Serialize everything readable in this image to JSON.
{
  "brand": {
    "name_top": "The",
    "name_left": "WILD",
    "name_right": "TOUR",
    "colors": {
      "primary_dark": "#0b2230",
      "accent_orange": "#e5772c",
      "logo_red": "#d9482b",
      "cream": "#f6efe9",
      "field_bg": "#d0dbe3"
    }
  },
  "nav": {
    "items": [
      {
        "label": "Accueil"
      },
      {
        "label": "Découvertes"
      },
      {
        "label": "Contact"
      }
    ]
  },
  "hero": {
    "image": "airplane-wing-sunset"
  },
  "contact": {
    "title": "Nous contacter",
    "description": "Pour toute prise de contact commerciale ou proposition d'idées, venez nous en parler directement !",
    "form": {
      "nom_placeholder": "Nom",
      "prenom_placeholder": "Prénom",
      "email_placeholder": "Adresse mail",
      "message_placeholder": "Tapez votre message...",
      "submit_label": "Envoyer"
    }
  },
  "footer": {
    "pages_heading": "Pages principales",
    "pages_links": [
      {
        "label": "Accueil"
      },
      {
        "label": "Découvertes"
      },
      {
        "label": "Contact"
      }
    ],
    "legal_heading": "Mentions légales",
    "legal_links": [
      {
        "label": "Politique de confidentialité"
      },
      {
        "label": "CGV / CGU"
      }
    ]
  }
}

────────────────────────────────────────

» **Stated problem**:
Look over the records above and copy each line that includes the string "image".

» **The reply**:
Serialize everything readable in this image to JSON.
    "image": "airplane-wing-sunset"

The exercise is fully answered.